--- THE EXERCISE ---
Report all lines holding "山东针灸学会副会长".

---------- ENTRIES

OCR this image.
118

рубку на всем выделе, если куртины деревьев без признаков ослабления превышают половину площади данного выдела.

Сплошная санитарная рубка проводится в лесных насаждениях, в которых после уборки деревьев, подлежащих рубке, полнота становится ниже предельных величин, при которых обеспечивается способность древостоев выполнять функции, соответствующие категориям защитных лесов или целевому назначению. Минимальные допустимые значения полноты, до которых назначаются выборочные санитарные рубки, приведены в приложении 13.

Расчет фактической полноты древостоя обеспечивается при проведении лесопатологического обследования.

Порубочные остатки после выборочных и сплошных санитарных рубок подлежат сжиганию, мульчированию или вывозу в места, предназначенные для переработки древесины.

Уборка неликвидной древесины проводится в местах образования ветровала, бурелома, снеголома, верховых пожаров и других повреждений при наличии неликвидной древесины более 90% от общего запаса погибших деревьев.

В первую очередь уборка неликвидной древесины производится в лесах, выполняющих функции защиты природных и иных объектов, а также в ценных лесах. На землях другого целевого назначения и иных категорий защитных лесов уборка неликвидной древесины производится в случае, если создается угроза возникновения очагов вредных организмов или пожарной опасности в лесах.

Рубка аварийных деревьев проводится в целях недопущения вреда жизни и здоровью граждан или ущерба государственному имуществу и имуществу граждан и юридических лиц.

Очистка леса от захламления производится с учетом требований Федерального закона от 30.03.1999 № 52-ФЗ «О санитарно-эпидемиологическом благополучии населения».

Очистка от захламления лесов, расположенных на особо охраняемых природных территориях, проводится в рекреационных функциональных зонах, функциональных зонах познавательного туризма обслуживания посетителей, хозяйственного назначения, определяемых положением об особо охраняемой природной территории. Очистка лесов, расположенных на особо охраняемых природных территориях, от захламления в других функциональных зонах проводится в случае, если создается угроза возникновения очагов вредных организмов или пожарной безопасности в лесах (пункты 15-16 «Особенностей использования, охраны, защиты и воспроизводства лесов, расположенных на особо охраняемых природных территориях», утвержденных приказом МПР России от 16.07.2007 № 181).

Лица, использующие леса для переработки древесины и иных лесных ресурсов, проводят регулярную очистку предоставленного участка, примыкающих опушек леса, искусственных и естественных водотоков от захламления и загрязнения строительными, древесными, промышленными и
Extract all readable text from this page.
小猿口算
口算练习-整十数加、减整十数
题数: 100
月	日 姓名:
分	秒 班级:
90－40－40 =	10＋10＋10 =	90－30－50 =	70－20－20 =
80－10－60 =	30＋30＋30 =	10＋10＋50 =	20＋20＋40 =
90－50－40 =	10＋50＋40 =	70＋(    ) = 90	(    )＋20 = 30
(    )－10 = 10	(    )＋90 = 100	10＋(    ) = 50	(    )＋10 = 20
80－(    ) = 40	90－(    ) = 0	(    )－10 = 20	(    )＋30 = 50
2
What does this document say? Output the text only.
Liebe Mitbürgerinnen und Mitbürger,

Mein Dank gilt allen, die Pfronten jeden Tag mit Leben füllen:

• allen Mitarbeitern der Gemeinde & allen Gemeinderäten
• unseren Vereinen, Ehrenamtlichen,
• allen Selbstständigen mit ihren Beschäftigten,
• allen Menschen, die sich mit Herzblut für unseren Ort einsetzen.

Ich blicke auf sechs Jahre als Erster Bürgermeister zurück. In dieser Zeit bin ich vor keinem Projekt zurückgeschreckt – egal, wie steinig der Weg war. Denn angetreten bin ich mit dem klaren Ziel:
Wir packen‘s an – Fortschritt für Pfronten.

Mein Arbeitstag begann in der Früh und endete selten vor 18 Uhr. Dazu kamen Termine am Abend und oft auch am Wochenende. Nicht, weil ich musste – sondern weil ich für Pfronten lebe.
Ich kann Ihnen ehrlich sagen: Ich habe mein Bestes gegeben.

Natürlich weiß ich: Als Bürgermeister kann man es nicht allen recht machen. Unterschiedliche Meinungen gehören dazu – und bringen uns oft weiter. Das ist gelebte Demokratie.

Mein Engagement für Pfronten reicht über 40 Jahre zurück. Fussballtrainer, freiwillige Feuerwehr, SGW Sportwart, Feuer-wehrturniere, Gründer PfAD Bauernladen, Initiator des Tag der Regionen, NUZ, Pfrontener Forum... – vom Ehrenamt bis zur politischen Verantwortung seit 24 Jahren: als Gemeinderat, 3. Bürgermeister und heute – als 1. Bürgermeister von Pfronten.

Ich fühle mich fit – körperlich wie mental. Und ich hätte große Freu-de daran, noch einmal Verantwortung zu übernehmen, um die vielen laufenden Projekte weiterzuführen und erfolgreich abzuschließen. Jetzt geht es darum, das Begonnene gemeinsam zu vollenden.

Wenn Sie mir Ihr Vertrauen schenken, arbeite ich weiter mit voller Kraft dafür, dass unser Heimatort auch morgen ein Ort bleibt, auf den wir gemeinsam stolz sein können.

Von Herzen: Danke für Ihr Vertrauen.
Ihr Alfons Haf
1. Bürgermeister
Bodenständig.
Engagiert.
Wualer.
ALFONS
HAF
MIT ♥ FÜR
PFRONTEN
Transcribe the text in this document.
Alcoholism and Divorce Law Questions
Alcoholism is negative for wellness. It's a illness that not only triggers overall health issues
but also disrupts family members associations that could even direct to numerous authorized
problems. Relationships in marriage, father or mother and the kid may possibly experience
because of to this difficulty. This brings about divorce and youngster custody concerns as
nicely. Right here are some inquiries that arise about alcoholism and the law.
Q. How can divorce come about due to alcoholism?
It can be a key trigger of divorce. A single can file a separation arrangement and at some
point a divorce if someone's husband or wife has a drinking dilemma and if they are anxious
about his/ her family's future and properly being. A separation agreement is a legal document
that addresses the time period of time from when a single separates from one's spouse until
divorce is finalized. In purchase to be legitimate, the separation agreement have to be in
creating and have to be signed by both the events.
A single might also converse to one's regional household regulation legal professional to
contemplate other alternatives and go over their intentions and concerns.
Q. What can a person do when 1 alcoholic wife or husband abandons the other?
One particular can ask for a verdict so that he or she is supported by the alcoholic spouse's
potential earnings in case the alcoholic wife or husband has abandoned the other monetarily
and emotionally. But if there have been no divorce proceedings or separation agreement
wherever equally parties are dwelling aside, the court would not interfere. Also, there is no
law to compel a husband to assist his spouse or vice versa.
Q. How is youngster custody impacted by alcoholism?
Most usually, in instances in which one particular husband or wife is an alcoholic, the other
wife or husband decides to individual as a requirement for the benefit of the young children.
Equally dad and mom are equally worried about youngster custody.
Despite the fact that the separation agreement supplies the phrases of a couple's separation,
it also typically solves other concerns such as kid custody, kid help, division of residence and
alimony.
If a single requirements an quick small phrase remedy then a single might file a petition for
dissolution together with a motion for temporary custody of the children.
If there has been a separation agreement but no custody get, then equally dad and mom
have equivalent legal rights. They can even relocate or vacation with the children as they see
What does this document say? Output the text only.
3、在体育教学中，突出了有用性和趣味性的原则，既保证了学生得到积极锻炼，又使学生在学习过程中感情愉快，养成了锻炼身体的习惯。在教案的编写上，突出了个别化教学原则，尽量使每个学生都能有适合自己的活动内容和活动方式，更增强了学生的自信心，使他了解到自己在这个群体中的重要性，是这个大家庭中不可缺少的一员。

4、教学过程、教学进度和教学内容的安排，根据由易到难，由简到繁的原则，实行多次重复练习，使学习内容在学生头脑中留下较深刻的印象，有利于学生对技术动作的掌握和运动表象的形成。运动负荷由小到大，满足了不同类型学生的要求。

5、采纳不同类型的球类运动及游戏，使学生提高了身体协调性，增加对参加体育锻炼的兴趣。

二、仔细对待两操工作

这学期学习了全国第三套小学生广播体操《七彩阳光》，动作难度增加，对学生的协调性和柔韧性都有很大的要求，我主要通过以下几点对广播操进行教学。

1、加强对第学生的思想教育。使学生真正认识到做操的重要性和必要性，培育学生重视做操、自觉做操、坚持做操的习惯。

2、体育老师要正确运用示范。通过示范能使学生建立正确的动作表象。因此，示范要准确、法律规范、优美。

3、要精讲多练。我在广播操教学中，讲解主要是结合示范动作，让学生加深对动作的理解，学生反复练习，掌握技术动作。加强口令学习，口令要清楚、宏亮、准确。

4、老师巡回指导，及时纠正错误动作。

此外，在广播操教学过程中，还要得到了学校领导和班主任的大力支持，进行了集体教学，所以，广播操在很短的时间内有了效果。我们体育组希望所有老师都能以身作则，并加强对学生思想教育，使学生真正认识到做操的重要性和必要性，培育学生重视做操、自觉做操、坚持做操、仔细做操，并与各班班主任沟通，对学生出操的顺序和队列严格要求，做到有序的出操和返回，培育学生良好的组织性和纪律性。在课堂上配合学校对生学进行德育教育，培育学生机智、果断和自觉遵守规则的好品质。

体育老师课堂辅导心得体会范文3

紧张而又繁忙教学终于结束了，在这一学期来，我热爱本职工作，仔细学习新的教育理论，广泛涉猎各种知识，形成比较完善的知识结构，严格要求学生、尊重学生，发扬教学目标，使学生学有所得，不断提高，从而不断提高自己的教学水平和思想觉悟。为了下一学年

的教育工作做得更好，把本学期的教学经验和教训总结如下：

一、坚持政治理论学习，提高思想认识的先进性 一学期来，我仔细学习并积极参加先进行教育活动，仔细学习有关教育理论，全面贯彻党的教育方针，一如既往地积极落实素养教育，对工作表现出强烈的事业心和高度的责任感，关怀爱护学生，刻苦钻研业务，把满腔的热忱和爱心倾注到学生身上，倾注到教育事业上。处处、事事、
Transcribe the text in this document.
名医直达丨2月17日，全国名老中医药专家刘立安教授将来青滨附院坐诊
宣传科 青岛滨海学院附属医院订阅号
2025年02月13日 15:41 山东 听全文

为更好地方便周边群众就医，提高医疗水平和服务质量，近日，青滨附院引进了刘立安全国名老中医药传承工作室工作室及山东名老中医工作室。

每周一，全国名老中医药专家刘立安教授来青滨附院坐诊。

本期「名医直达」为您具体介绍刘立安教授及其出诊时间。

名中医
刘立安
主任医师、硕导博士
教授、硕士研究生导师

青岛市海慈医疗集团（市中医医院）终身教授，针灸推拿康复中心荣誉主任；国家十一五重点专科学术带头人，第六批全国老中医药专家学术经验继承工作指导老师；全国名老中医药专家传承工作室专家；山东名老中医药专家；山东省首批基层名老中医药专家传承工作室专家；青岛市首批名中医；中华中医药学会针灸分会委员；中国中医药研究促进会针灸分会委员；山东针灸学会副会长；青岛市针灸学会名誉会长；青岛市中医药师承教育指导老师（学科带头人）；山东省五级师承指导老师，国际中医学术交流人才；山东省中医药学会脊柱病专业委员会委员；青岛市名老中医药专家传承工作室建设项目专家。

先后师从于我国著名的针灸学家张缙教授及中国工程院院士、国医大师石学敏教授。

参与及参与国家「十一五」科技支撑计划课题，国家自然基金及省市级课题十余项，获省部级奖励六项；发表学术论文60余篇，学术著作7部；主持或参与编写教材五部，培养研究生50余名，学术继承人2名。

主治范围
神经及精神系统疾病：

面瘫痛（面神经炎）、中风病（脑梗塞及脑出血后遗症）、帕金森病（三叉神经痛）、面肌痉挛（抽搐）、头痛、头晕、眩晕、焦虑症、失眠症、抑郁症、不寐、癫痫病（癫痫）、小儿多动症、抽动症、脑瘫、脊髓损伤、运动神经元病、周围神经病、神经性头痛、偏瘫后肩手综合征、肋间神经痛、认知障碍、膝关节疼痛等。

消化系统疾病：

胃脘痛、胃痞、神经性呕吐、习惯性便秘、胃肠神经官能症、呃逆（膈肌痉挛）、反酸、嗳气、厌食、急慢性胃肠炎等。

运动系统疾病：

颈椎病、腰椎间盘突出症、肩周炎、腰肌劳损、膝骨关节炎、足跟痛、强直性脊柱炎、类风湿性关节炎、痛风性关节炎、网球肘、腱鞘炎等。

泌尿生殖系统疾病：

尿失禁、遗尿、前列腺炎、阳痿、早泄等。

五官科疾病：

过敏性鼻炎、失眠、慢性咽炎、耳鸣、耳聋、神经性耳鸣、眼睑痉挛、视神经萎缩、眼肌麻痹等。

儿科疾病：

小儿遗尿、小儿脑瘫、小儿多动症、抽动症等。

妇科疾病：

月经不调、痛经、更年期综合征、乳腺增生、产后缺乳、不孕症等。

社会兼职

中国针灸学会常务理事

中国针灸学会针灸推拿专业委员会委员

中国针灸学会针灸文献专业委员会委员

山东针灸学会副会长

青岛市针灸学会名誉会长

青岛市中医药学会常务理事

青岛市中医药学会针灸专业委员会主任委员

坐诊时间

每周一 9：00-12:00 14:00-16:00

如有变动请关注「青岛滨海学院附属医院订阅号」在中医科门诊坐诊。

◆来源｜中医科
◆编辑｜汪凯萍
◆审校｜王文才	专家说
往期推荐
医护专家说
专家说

--------------------

--- EXPECTED OUTPUT ---
青岛市海慈医疗集团（市中医医院）终身教授，针灸推拿康复中心荣誉主任；国家十一五重点专科学术带头人，第六批全国老中医药专家学术经验继承工作指导老师；全国名老中医药专家传承工作室专家；山东名老中医药专家；山东省首批基层名老中医药专家传承工作室专家；青岛市首批名中医；中华中医药学会针灸分会委员；中国中医药研究促进会针灸分会委员；山东针灸学会副会长；青岛市针灸学会名誉会长；青岛市中医药师承教育指导老师（学科带头人）；山东省五级师承指导老师，国际中医学术交流人才；山东省中医药学会脊柱病专业委员会委员；青岛市名老中医药专家传承工作室建设项目专家。
山东针灸学会副会长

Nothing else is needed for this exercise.